### [GIVEN REQUEST]
Read the records below and copy each line that contains "username".

(Dataset rows)
┌──
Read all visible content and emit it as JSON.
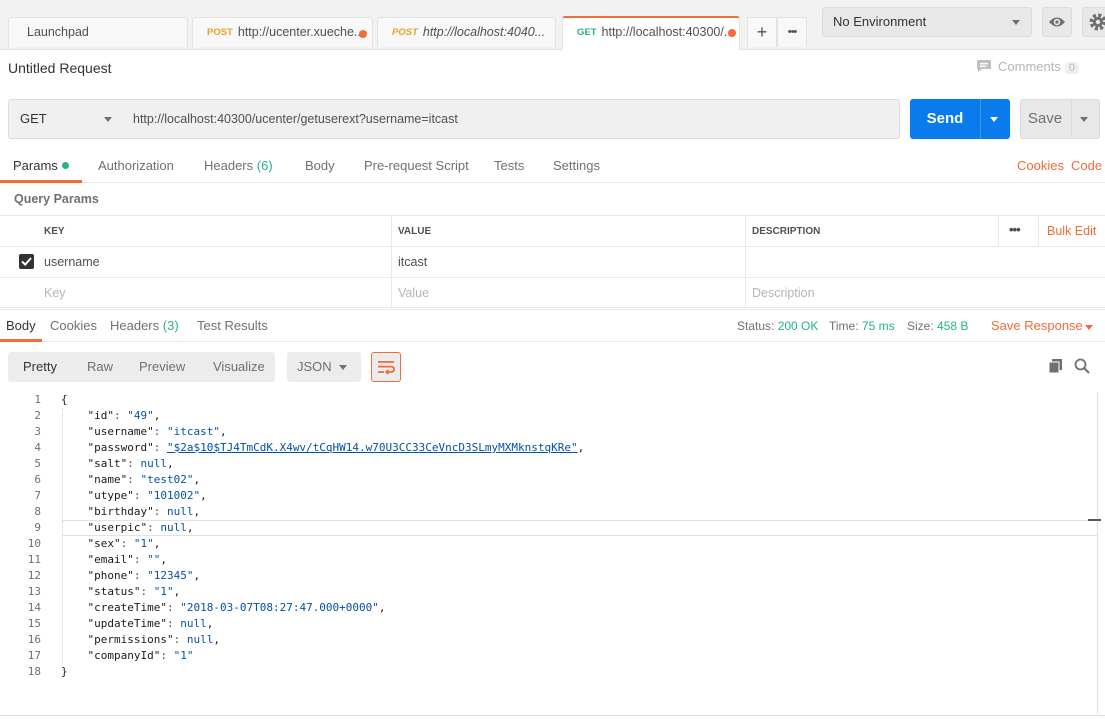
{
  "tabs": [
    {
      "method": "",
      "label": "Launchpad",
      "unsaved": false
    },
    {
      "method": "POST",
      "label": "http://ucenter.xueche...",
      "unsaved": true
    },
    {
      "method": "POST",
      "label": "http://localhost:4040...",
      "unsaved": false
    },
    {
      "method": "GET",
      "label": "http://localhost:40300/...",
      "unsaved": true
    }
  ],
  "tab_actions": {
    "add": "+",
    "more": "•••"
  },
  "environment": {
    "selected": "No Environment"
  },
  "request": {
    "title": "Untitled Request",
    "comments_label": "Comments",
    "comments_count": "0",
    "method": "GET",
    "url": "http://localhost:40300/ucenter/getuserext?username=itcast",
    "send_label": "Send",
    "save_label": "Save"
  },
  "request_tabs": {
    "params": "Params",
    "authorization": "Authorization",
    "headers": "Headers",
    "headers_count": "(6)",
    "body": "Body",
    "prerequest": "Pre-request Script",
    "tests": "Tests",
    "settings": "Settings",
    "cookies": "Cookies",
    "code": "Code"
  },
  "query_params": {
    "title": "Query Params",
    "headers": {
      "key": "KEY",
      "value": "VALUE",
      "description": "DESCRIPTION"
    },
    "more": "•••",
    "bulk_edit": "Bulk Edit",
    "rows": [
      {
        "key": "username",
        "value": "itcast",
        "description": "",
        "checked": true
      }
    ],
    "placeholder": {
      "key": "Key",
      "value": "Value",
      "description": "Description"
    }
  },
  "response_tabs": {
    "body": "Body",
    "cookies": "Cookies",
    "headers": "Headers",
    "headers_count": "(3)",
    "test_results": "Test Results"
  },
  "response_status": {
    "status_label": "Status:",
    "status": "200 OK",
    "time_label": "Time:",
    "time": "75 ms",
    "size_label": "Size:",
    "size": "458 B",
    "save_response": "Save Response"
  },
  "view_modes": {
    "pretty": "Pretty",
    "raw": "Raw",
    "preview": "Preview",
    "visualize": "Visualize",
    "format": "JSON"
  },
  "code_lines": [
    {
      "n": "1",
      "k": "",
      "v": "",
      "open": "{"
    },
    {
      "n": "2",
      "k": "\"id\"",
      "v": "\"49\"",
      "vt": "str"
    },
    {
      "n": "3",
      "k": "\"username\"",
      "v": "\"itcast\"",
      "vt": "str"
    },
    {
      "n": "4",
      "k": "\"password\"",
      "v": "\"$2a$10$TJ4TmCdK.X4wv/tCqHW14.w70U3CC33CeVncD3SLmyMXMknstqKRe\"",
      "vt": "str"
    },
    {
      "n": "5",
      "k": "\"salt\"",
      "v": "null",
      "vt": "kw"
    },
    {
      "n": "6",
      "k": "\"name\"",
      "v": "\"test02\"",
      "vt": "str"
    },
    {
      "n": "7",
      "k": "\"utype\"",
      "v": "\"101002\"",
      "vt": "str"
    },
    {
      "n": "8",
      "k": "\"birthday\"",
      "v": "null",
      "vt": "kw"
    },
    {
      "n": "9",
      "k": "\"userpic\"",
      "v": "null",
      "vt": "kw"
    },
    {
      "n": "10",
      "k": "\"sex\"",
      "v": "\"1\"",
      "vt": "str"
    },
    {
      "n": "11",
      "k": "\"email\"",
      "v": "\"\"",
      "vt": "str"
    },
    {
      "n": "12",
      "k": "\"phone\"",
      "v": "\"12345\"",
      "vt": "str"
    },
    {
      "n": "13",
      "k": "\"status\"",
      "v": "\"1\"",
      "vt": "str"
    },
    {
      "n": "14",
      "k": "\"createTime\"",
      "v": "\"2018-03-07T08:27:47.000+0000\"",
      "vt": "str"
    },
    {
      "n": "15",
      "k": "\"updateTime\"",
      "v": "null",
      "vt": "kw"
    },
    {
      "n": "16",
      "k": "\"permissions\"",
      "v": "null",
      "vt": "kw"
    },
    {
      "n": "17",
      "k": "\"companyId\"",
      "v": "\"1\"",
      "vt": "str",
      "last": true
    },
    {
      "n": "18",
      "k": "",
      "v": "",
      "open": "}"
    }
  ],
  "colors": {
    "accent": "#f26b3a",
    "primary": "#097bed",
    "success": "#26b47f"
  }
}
└──
### [PROBLEM SOLUTION]
    "url": "http://localhost:40300/ucenter/getuserext?username=itcast",
        "key": "username",
      "k": "\"username\"",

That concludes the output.